### EXERCISE
Please retype the records below exactly, leaving out any pictures.

[Extracted records]
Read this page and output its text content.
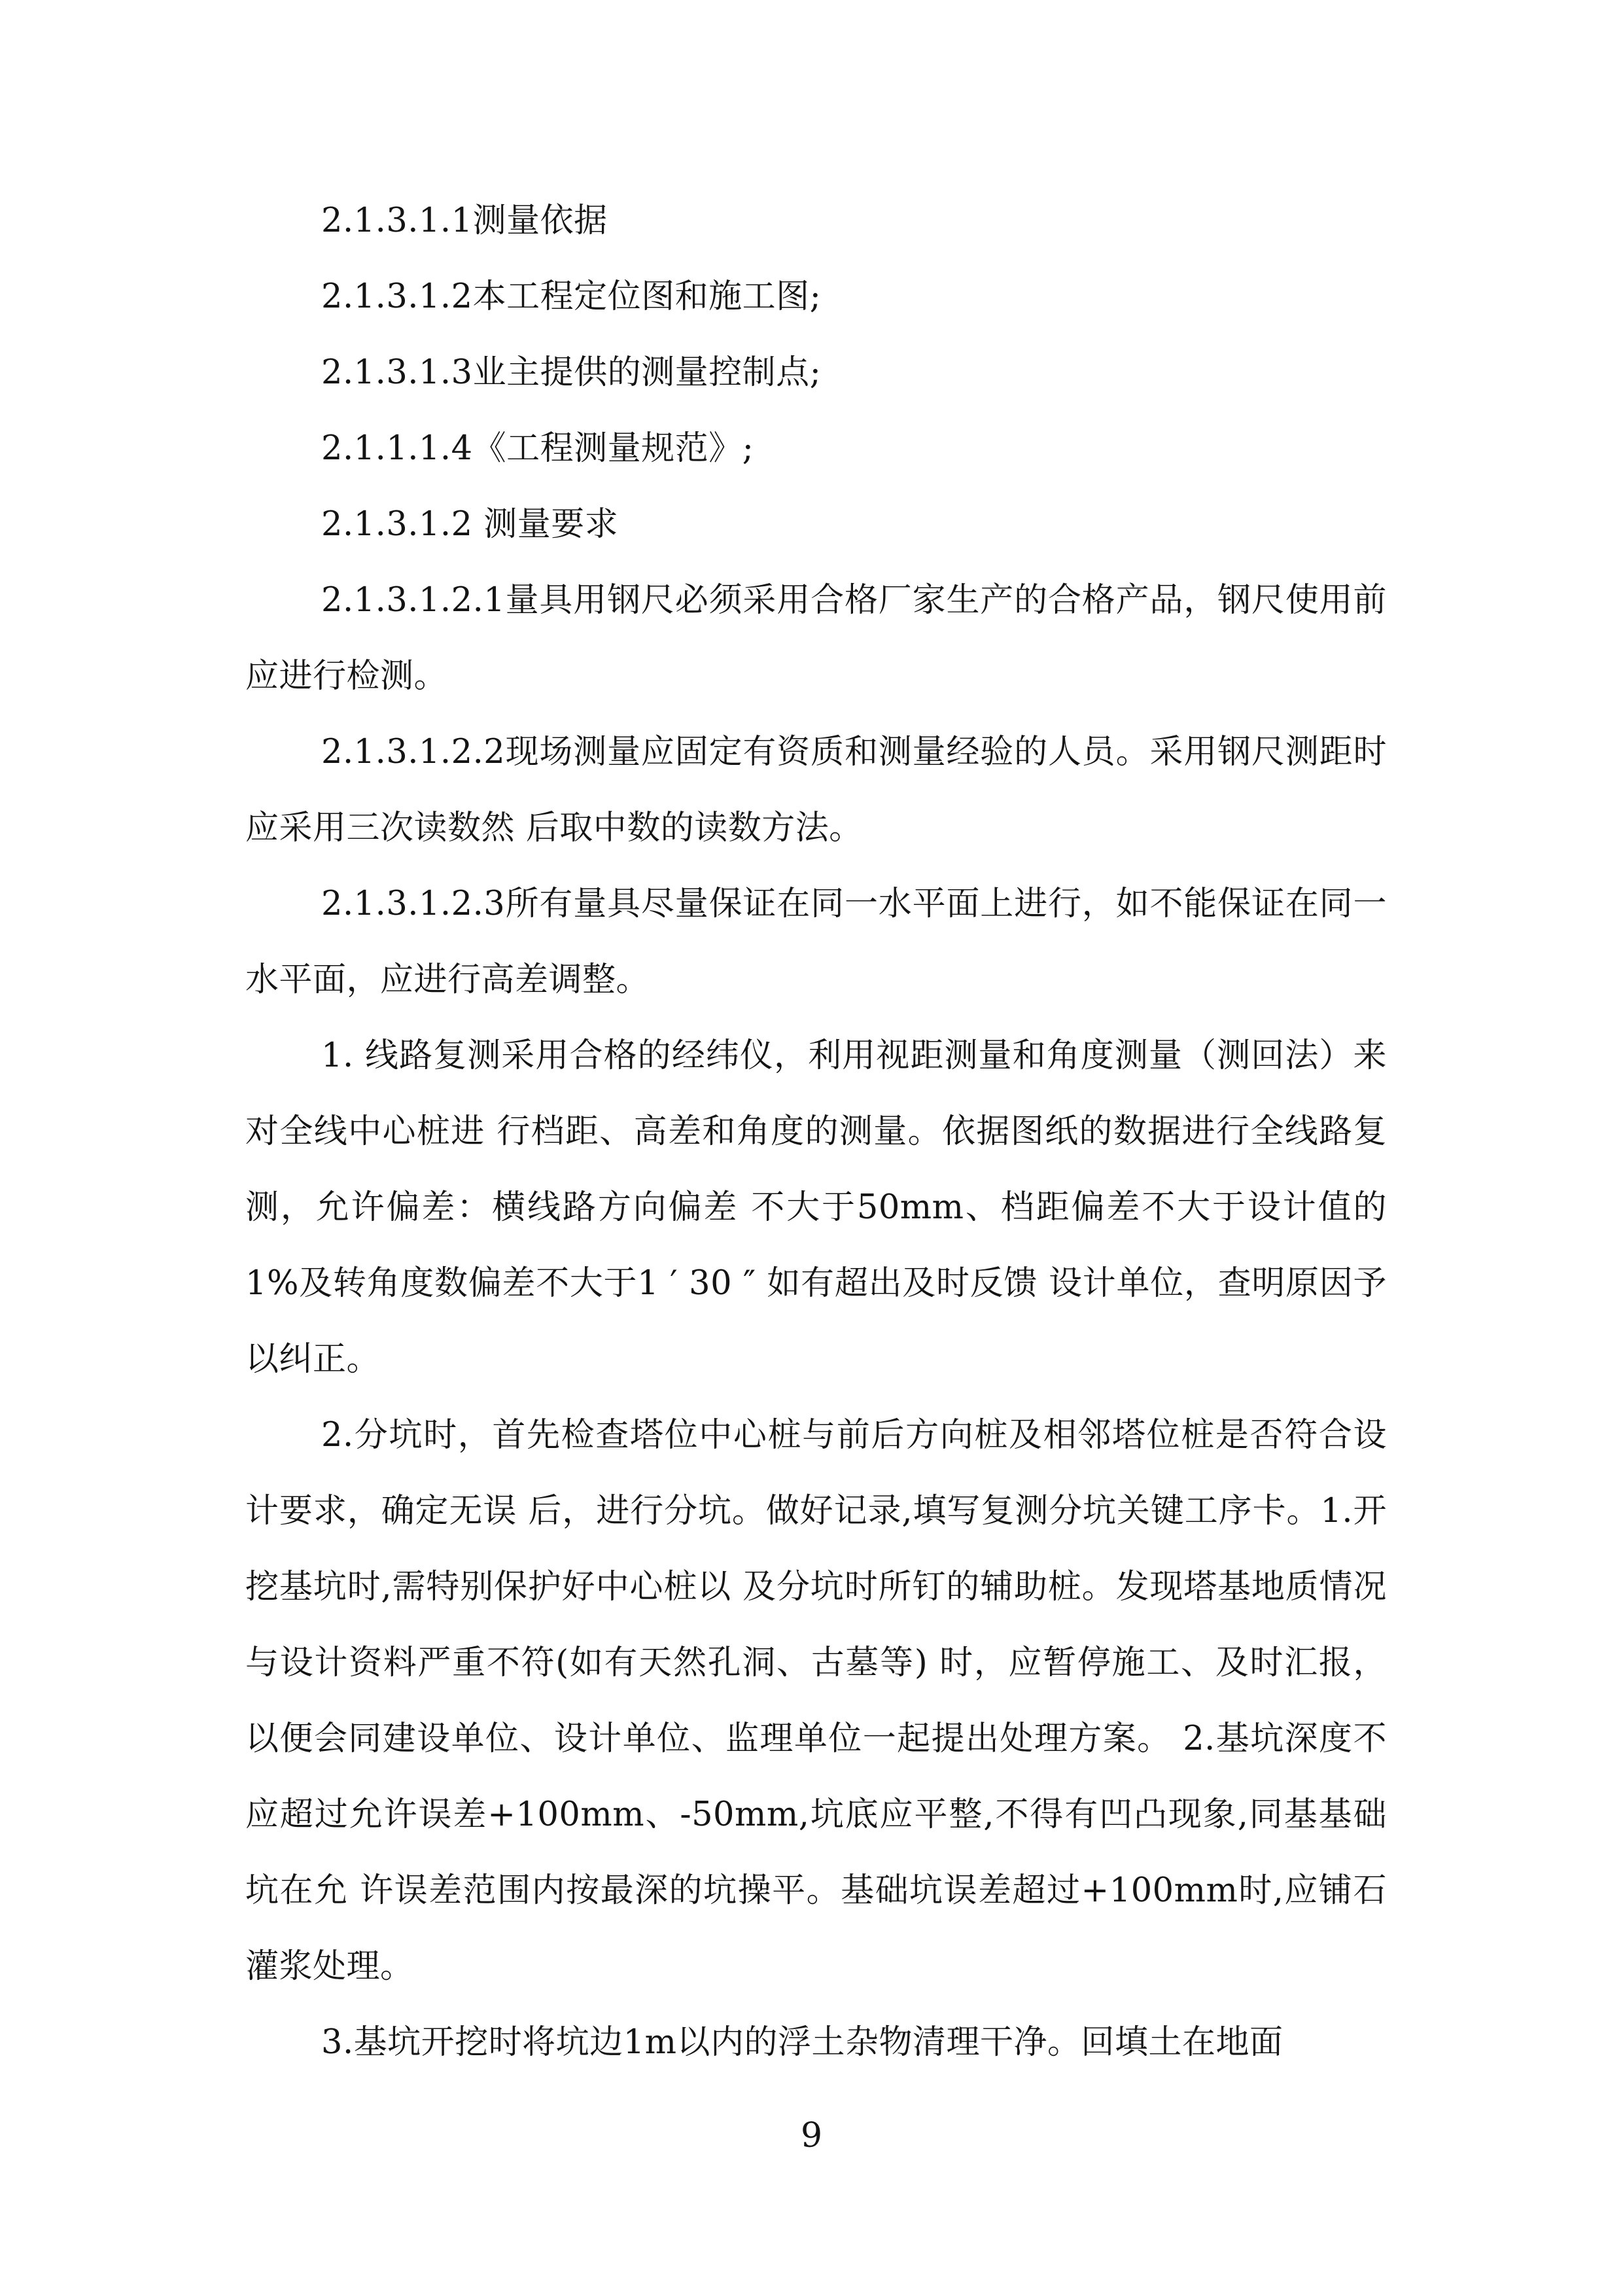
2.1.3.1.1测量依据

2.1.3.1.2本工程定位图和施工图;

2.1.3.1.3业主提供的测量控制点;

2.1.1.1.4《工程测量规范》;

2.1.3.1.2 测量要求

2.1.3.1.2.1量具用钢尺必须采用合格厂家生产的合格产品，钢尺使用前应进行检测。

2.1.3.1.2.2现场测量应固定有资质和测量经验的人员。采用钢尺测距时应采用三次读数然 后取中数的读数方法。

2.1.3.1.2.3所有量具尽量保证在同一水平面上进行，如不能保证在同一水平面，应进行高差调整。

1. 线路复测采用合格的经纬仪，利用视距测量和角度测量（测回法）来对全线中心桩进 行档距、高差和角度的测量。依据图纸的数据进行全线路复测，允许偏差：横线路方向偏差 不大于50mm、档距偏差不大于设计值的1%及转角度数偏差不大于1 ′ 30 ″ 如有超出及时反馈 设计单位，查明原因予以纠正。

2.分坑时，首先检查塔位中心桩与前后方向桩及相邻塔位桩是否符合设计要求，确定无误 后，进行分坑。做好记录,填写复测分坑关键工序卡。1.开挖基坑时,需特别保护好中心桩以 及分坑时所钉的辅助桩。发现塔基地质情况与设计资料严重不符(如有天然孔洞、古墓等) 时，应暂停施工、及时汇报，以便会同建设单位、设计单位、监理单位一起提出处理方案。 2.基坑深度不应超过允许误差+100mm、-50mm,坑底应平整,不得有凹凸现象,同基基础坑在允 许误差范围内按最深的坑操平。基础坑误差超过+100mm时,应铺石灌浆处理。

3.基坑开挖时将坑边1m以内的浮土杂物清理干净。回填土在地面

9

### RESULT OF THIS EXERCISE
Read this page and output its text content.
2.1.3.1.1测量依据

2.1.3.1.2本工程定位图和施工图;

2.1.3.1.3业主提供的测量控制点;

2.1.1.1.4《工程测量规范》;

2.1.3.1.2 测量要求

2.1.3.1.2.1量具用钢尺必须采用合格厂家生产的合格产品，钢尺使用前应进行检测。

2.1.3.1.2.2现场测量应固定有资质和测量经验的人员。采用钢尺测距时应采用三次读数然 后取中数的读数方法。

2.1.3.1.2.3所有量具尽量保证在同一水平面上进行，如不能保证在同一水平面，应进行高差调整。

1. 线路复测采用合格的经纬仪，利用视距测量和角度测量（测回法）来对全线中心桩进 行档距、高差和角度的测量。依据图纸的数据进行全线路复测，允许偏差：横线路方向偏差 不大于50mm、档距偏差不大于设计值的1%及转角度数偏差不大于1 ′ 30 ″ 如有超出及时反馈 设计单位，查明原因予以纠正。

2.分坑时，首先检查塔位中心桩与前后方向桩及相邻塔位桩是否符合设计要求，确定无误 后，进行分坑。做好记录,填写复测分坑关键工序卡。1.开挖基坑时,需特别保护好中心桩以 及分坑时所钉的辅助桩。发现塔基地质情况与设计资料严重不符(如有天然孔洞、古墓等) 时，应暂停施工、及时汇报，以便会同建设单位、设计单位、监理单位一起提出处理方案。 2.基坑深度不应超过允许误差+100mm、-50mm,坑底应平整,不得有凹凸现象,同基基础坑在允 许误差范围内按最深的坑操平。基础坑误差超过+100mm时,应铺石灌浆处理。

3.基坑开挖时将坑边1m以内的浮土杂物清理干净。回填土在地面

9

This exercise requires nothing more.